Collect all the lines that mention the word "Névleges".

- - - -

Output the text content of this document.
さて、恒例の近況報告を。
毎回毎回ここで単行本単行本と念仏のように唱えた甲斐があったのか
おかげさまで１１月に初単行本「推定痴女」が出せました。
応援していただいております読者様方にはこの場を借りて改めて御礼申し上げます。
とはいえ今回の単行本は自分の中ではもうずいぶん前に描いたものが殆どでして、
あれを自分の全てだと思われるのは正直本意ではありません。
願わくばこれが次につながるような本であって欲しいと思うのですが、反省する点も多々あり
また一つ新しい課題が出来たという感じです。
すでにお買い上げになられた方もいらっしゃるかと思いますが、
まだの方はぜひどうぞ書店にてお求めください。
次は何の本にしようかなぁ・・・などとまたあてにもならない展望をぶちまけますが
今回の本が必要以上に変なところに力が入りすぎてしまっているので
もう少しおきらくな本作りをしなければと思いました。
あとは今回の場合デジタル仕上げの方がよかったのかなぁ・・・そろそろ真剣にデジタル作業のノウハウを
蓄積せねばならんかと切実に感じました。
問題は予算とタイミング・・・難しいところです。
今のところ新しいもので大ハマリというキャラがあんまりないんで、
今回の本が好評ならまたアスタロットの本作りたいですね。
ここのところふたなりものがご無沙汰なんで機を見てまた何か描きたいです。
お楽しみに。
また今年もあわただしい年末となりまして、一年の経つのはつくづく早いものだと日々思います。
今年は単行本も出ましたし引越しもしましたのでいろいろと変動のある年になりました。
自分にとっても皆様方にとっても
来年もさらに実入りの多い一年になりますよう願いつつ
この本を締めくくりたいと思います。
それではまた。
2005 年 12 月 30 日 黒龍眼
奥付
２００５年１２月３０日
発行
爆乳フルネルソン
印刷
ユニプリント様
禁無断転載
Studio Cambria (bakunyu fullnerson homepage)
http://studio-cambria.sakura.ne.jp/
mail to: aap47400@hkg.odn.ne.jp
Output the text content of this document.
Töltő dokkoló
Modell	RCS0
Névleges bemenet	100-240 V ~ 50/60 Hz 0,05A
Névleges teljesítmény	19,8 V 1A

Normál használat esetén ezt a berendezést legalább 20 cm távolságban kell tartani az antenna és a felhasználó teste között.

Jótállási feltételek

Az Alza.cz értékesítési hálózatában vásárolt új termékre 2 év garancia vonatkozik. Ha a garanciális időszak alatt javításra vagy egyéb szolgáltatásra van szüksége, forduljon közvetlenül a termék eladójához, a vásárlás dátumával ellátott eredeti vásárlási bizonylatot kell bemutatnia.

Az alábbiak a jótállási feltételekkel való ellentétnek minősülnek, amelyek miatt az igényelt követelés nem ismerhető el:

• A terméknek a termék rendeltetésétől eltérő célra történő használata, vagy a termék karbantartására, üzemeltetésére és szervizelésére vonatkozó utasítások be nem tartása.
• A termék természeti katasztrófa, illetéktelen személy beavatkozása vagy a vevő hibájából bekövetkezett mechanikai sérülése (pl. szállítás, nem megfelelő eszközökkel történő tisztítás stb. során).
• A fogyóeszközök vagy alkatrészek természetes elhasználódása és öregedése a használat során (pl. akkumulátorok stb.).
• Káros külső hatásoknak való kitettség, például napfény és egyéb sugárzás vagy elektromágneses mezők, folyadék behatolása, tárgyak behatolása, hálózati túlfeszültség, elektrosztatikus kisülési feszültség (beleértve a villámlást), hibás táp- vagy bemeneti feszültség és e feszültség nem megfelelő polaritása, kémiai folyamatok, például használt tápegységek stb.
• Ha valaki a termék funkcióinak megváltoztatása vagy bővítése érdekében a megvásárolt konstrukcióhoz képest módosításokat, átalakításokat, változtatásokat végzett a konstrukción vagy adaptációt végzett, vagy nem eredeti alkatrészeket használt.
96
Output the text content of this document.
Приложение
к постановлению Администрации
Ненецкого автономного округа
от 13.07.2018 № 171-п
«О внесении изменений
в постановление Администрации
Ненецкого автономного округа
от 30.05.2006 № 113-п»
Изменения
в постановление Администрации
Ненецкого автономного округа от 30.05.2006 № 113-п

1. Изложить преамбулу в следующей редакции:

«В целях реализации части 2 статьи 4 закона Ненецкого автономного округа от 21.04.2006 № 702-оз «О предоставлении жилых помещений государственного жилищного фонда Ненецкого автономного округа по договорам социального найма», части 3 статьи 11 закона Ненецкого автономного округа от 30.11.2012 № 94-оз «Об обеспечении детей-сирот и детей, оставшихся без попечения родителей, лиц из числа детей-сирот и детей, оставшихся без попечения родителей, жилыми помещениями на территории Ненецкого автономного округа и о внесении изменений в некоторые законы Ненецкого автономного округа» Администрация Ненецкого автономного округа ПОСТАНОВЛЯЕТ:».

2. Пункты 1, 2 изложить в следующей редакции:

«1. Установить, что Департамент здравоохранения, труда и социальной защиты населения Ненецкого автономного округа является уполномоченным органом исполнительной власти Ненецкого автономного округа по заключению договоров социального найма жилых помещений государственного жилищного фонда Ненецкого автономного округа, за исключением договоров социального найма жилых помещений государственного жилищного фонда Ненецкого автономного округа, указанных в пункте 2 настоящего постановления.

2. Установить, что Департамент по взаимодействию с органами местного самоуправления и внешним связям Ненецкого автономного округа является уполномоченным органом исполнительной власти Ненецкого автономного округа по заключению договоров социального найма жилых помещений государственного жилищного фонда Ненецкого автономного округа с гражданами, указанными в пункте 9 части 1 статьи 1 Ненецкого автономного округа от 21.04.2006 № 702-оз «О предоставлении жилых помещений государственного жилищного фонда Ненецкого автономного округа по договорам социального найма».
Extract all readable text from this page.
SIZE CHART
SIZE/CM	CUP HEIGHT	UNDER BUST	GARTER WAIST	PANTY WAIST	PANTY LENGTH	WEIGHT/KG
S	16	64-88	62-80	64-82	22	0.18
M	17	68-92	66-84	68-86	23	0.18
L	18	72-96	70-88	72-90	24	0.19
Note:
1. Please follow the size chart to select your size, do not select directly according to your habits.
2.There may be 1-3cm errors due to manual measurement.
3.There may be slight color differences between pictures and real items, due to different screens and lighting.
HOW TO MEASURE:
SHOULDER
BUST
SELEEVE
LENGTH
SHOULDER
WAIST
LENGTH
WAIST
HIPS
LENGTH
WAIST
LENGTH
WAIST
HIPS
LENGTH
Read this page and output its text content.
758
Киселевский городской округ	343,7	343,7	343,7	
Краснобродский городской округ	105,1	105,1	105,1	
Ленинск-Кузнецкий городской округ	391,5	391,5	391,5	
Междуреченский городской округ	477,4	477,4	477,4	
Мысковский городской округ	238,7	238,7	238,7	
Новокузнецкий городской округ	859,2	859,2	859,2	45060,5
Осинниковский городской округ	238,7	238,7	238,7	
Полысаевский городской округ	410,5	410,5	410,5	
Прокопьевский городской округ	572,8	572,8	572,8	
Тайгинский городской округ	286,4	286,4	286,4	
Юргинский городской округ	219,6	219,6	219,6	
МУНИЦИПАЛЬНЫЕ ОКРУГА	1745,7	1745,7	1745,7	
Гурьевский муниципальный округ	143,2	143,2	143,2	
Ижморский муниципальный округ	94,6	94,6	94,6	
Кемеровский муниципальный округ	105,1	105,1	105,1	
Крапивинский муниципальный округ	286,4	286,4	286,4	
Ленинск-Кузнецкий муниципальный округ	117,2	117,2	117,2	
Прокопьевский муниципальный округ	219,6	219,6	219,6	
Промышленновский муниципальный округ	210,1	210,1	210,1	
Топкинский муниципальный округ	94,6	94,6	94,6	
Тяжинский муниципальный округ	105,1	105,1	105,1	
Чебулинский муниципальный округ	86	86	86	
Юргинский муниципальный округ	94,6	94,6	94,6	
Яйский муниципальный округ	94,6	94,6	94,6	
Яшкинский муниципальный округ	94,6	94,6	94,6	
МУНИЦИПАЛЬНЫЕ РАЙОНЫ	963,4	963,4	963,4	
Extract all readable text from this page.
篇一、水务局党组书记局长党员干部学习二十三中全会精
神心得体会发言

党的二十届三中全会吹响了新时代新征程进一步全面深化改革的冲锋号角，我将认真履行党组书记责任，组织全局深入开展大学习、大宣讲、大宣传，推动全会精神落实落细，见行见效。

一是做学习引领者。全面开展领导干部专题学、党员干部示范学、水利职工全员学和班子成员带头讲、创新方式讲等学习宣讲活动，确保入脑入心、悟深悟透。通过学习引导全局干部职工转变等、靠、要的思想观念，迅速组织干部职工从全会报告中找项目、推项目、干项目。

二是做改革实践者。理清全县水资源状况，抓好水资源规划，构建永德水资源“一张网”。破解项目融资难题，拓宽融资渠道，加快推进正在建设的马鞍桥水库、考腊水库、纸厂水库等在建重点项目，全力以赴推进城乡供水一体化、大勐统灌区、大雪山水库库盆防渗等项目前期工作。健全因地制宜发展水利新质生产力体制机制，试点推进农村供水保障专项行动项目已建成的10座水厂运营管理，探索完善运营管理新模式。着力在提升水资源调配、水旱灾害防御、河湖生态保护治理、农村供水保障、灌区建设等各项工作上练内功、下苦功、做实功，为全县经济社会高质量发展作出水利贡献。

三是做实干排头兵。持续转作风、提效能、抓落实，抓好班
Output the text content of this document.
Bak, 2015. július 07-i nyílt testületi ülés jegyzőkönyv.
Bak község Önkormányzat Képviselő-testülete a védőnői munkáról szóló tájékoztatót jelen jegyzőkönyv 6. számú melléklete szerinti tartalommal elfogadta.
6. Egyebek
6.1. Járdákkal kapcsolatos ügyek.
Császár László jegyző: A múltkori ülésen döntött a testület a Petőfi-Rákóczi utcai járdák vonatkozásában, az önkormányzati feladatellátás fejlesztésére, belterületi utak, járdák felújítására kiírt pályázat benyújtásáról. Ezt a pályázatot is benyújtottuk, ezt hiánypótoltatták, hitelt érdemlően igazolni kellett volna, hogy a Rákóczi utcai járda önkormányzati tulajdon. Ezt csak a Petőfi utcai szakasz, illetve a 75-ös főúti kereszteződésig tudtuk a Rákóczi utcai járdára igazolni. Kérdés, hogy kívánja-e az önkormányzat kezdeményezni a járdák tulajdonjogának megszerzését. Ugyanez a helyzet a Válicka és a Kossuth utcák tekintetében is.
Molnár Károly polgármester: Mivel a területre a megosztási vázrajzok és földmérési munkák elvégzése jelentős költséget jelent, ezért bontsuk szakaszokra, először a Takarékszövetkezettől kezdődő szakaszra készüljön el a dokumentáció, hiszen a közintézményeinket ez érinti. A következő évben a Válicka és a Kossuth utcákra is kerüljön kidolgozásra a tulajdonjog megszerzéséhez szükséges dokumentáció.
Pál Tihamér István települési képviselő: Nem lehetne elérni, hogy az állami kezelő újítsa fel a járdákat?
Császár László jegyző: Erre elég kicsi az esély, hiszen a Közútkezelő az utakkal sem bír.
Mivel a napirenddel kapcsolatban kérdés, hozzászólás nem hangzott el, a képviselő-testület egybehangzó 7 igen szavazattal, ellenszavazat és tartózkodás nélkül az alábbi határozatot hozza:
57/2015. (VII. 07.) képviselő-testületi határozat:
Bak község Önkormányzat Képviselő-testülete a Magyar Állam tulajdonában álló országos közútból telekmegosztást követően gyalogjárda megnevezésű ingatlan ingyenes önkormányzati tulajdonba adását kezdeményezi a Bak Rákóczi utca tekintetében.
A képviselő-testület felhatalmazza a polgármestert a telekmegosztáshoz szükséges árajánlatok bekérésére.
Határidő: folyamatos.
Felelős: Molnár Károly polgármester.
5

- - - -

[ANSWER TO THE TASK]
Névleges bemenet	100-240 V ~ 50/60 Hz 0,05A
Névleges teljesítmény	19,8 V 1A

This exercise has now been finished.